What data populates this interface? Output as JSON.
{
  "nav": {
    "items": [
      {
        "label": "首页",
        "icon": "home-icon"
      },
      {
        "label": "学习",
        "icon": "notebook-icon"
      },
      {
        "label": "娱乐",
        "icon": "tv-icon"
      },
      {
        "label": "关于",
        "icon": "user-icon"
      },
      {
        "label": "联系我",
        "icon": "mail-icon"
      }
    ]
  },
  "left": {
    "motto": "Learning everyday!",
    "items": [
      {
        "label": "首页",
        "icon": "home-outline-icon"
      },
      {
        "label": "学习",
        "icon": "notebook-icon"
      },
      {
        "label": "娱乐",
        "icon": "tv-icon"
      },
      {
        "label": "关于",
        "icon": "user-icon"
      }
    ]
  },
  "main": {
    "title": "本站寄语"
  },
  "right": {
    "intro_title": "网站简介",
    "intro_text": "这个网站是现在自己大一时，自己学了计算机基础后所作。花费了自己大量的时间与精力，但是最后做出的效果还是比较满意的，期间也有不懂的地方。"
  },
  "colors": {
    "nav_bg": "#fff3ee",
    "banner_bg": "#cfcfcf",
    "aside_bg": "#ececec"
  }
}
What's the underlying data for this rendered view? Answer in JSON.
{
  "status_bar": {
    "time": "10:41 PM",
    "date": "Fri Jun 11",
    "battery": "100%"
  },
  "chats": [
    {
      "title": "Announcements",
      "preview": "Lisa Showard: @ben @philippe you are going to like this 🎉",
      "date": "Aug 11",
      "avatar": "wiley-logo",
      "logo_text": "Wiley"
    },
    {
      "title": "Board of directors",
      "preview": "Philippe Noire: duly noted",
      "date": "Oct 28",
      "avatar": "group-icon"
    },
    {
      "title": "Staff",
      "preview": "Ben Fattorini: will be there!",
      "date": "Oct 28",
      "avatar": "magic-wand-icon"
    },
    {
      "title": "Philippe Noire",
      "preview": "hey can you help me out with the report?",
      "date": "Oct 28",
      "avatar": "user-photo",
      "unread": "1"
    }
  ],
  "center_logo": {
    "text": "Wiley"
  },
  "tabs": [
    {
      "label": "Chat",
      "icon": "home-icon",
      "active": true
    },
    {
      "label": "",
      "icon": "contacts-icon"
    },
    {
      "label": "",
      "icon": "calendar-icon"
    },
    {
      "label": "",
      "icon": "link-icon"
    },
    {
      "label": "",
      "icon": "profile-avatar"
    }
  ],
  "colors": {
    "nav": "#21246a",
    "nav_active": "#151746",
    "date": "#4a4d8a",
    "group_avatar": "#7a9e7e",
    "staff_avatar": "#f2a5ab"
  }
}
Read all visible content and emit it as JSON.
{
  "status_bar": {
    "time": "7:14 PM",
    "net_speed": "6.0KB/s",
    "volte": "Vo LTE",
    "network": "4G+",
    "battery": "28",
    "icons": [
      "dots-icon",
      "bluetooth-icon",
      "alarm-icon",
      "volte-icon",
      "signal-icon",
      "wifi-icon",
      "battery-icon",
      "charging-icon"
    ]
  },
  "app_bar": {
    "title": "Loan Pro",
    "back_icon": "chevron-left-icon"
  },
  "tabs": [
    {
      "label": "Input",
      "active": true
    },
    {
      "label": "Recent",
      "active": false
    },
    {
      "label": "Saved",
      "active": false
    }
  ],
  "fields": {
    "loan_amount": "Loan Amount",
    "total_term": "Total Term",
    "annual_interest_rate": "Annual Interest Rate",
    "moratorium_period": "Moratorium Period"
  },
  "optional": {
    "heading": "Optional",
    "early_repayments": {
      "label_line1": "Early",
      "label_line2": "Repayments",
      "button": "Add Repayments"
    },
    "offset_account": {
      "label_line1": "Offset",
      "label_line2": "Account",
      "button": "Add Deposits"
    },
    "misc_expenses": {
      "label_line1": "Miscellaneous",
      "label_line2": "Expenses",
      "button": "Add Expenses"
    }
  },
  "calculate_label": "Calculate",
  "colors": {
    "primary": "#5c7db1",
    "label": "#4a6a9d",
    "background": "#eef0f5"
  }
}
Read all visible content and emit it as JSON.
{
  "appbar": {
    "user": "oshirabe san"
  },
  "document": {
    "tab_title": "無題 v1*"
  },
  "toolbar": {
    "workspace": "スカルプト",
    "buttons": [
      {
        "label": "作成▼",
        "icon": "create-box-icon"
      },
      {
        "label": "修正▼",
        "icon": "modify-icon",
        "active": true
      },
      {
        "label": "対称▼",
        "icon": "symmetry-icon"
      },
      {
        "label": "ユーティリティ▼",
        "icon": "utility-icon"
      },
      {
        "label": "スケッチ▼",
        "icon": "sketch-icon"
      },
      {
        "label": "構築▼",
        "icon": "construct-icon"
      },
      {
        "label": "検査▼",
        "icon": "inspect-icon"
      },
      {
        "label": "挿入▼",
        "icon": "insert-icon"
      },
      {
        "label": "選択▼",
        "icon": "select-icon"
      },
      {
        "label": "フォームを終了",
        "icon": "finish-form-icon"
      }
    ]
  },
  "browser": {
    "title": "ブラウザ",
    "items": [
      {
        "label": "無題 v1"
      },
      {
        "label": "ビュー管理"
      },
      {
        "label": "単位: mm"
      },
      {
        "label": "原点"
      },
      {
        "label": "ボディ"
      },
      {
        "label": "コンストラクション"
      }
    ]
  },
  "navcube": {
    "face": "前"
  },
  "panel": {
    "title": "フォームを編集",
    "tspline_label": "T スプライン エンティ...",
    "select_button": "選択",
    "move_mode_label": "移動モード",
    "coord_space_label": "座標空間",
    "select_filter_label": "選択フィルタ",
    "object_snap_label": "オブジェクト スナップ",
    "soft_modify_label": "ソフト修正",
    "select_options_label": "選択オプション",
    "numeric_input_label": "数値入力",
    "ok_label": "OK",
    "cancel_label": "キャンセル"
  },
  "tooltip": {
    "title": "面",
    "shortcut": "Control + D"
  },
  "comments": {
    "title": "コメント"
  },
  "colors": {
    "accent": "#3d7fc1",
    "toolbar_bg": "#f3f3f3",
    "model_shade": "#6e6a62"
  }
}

* _WHAT IS BEING ASKED_
Exactly reproduce every line of the records.

* _THE ANSWER_
What data populates this interface? Output as JSON.
{
  "nav": {
    "items": [
      {
        "label": "首页",
        "icon": "home-icon"
      },
      {
        "label": "学习",
        "icon": "notebook-icon"
      },
      {
        "label": "娱乐",
        "icon": "tv-icon"
      },
      {
        "label": "关于",
        "icon": "user-icon"
      },
      {
        "label": "联系我",
        "icon": "mail-icon"
      }
    ]
  },
  "left": {
    "motto": "Learning everyday!",
    "items": [
      {
        "label": "首页",
        "icon": "home-outline-icon"
      },
      {
        "label": "学习",
        "icon": "notebook-icon"
      },
      {
        "label": "娱乐",
        "icon": "tv-icon"
      },
      {
        "label": "关于",
        "icon": "user-icon"
      }
    ]
  },
  "main": {
    "title": "本站寄语"
  },
  "right": {
    "intro_title": "网站简介",
    "intro_text": "这个网站是现在自己大一时，自己学了计算机基础后所作。花费了自己大量的时间与精力，但是最后做出的效果还是比较满意的，期间也有不懂的地方。"
  },
  "colors": {
    "nav_bg": "#fff3ee",
    "banner_bg": "#cfcfcf",
    "aside_bg": "#ececec"
  }
}
What's the underlying data for this rendered view? Answer in JSON.
{
  "status_bar": {
    "time": "10:41 PM",
    "date": "Fri Jun 11",
    "battery": "100%"
  },
  "chats": [
    {
      "title": "Announcements",
      "preview": "Lisa Showard: @ben @philippe you are going to like this 🎉",
      "date": "Aug 11",
      "avatar": "wiley-logo",
      "logo_text": "Wiley"
    },
    {
      "title": "Board of directors",
      "preview": "Philippe Noire: duly noted",
      "date": "Oct 28",
      "avatar": "group-icon"
    },
    {
      "title": "Staff",
      "preview": "Ben Fattorini: will be there!",
      "date": "Oct 28",
      "avatar": "magic-wand-icon"
    },
    {
      "title": "Philippe Noire",
      "preview": "hey can you help me out with the report?",
      "date": "Oct 28",
      "avatar": "user-photo",
      "unread": "1"
    }
  ],
  "center_logo": {
    "text": "Wiley"
  },
  "tabs": [
    {
      "label": "Chat",
      "icon": "home-icon",
      "active": true
    },
    {
      "label": "",
      "icon": "contacts-icon"
    },
    {
      "label": "",
      "icon": "calendar-icon"
    },
    {
      "label": "",
      "icon": "link-icon"
    },
    {
      "label": "",
      "icon": "profile-avatar"
    }
  ],
  "colors": {
    "nav": "#21246a",
    "nav_active": "#151746",
    "date": "#4a4d8a",
    "group_avatar": "#7a9e7e",
    "staff_avatar": "#f2a5ab"
  }
}
Read all visible content and emit it as JSON.
{
  "status_bar": {
    "time": "7:14 PM",
    "net_speed": "6.0KB/s",
    "volte": "Vo LTE",
    "network": "4G+",
    "battery": "28",
    "icons": [
      "dots-icon",
      "bluetooth-icon",
      "alarm-icon",
      "volte-icon",
      "signal-icon",
      "wifi-icon",
      "battery-icon",
      "charging-icon"
    ]
  },
  "app_bar": {
    "title": "Loan Pro",
    "back_icon": "chevron-left-icon"
  },
  "tabs": [
    {
      "label": "Input",
      "active": true
    },
    {
      "label": "Recent",
      "active": false
    },
    {
      "label": "Saved",
      "active": false
    }
  ],
  "fields": {
    "loan_amount": "Loan Amount",
    "total_term": "Total Term",
    "annual_interest_rate": "Annual Interest Rate",
    "moratorium_period": "Moratorium Period"
  },
  "optional": {
    "heading": "Optional",
    "early_repayments": {
      "label_line1": "Early",
      "label_line2": "Repayments",
      "button": "Add Repayments"
    },
    "offset_account": {
      "label_line1": "Offset",
      "label_line2": "Account",
      "button": "Add Deposits"
    },
    "misc_expenses": {
      "label_line1": "Miscellaneous",
      "label_line2": "Expenses",
      "button": "Add Expenses"
    }
  },
  "calculate_label": "Calculate",
  "colors": {
    "primary": "#5c7db1",
    "label": "#4a6a9d",
    "background": "#eef0f5"
  }
}
Read all visible content and emit it as JSON.
{
  "appbar": {
    "user": "oshirabe san"
  },
  "document": {
    "tab_title": "無題 v1*"
  },
  "toolbar": {
    "workspace": "スカルプト",
    "buttons": [
      {
        "label": "作成▼",
        "icon": "create-box-icon"
      },
      {
        "label": "修正▼",
        "icon": "modify-icon",
        "active": true
      },
      {
        "label": "対称▼",
        "icon": "symmetry-icon"
      },
      {
        "label": "ユーティリティ▼",
        "icon": "utility-icon"
      },
      {
        "label": "スケッチ▼",
        "icon": "sketch-icon"
      },
      {
        "label": "構築▼",
        "icon": "construct-icon"
      },
      {
        "label": "検査▼",
        "icon": "inspect-icon"
      },
      {
        "label": "挿入▼",
        "icon": "insert-icon"
      },
      {
        "label": "選択▼",
        "icon": "select-icon"
      },
      {
        "label": "フォームを終了",
        "icon": "finish-form-icon"
      }
    ]
  },
  "browser": {
    "title": "ブラウザ",
    "items": [
      {
        "label": "無題 v1"
      },
      {
        "label": "ビュー管理"
      },
      {
        "label": "単位: mm"
      },
      {
        "label": "原点"
      },
      {
        "label": "ボディ"
      },
      {
        "label": "コンストラクション"
      }
    ]
  },
  "navcube": {
    "face": "前"
  },
  "panel": {
    "title": "フォームを編集",
    "tspline_label": "T スプライン エンティ...",
    "select_button": "選択",
    "move_mode_label": "移動モード",
    "coord_space_label": "座標空間",
    "select_filter_label": "選択フィルタ",
    "object_snap_label": "オブジェクト スナップ",
    "soft_modify_label": "ソフト修正",
    "select_options_label": "選択オプション",
    "numeric_input_label": "数値入力",
    "ok_label": "OK",
    "cancel_label": "キャンセル"
  },
  "tooltip": {
    "title": "面",
    "shortcut": "Control + D"
  },
  "comments": {
    "title": "コメント"
  },
  "colors": {
    "accent": "#3d7fc1",
    "toolbar_bg": "#f3f3f3",
    "model_shade": "#6e6a62"
  }
}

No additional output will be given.